* **Source material**:
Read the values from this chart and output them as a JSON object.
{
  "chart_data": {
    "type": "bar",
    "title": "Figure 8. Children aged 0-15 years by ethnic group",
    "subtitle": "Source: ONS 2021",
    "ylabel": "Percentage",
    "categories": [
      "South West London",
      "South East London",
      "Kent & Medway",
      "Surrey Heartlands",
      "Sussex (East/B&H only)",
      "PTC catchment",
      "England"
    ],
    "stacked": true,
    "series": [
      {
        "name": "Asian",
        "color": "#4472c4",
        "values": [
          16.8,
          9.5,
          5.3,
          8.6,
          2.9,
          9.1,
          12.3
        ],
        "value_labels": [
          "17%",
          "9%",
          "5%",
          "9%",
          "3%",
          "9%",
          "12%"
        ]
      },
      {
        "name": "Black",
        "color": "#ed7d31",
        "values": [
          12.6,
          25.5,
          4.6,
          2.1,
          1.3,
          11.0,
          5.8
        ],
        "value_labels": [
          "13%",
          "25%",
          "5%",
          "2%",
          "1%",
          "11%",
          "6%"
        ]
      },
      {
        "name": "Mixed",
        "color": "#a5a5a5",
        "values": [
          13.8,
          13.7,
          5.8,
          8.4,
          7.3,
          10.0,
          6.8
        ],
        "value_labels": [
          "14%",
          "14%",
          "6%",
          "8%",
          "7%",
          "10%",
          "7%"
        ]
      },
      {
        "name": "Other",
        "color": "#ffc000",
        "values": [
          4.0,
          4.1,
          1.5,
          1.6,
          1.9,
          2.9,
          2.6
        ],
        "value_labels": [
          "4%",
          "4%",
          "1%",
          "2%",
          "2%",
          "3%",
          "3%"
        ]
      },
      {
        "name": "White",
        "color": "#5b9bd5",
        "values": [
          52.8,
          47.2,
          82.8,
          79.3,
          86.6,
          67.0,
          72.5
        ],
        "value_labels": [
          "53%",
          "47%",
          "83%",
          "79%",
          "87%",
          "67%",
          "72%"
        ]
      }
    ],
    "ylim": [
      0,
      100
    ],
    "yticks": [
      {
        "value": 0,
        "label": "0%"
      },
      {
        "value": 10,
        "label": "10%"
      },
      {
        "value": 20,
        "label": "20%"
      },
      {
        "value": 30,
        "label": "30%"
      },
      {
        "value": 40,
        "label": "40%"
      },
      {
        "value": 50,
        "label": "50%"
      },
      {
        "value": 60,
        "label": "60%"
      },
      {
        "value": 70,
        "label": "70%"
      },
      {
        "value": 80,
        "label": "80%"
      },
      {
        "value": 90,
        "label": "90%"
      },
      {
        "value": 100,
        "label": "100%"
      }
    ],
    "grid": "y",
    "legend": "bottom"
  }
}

* **Aim**: Print all of the data exactly as it was given.

* **Solution**:
Read the values from this chart and output them as a JSON object.
{
  "chart_data": {
    "type": "bar",
    "title": "Figure 8. Children aged 0-15 years by ethnic group",
    "subtitle": "Source: ONS 2021",
    "ylabel": "Percentage",
    "categories": [
      "South West London",
      "South East London",
      "Kent & Medway",
      "Surrey Heartlands",
      "Sussex (East/B&H only)",
      "PTC catchment",
      "England"
    ],
    "stacked": true,
    "series": [
      {
        "name": "Asian",
        "color": "#4472c4",
        "values": [
          16.8,
          9.5,
          5.3,
          8.6,
          2.9,
          9.1,
          12.3
        ],
        "value_labels": [
          "17%",
          "9%",
          "5%",
          "9%",
          "3%",
          "9%",
          "12%"
        ]
      },
      {
        "name": "Black",
        "color": "#ed7d31",
        "values": [
          12.6,
          25.5,
          4.6,
          2.1,
          1.3,
          11.0,
          5.8
        ],
        "value_labels": [
          "13%",
          "25%",
          "5%",
          "2%",
          "1%",
          "11%",
          "6%"
        ]
      },
      {
        "name": "Mixed",
        "color": "#a5a5a5",
        "values": [
          13.8,
          13.7,
          5.8,
          8.4,
          7.3,
          10.0,
          6.8
        ],
        "value_labels": [
          "14%",
          "14%",
          "6%",
          "8%",
          "7%",
          "10%",
          "7%"
        ]
      },
      {
        "name": "Other",
        "color": "#ffc000",
        "values": [
          4.0,
          4.1,
          1.5,
          1.6,
          1.9,
          2.9,
          2.6
        ],
        "value_labels": [
          "4%",
          "4%",
          "1%",
          "2%",
          "2%",
          "3%",
          "3%"
        ]
      },
      {
        "name": "White",
        "color": "#5b9bd5",
        "values": [
          52.8,
          47.2,
          82.8,
          79.3,
          86.6,
          67.0,
          72.5
        ],
        "value_labels": [
          "53%",
          "47%",
          "83%",
          "79%",
          "87%",
          "67%",
          "72%"
        ]
      }
    ],
    "ylim": [
      0,
      100
    ],
    "yticks": [
      {
        "value": 0,
        "label": "0%"
      },
      {
        "value": 10,
        "label": "10%"
      },
      {
        "value": 20,
        "label": "20%"
      },
      {
        "value": 30,
        "label": "30%"
      },
      {
        "value": 40,
        "label": "40%"
      },
      {
        "value": 50,
        "label": "50%"
      },
      {
        "value": 60,
        "label": "60%"
      },
      {
        "value": 70,
        "label": "70%"
      },
      {
        "value": 80,
        "label": "80%"
      },
      {
        "value": 90,
        "label": "90%"
      },
      {
        "value": 100,
        "label": "100%"
      }
    ],
    "grid": "y",
    "legend": "bottom"
  }
}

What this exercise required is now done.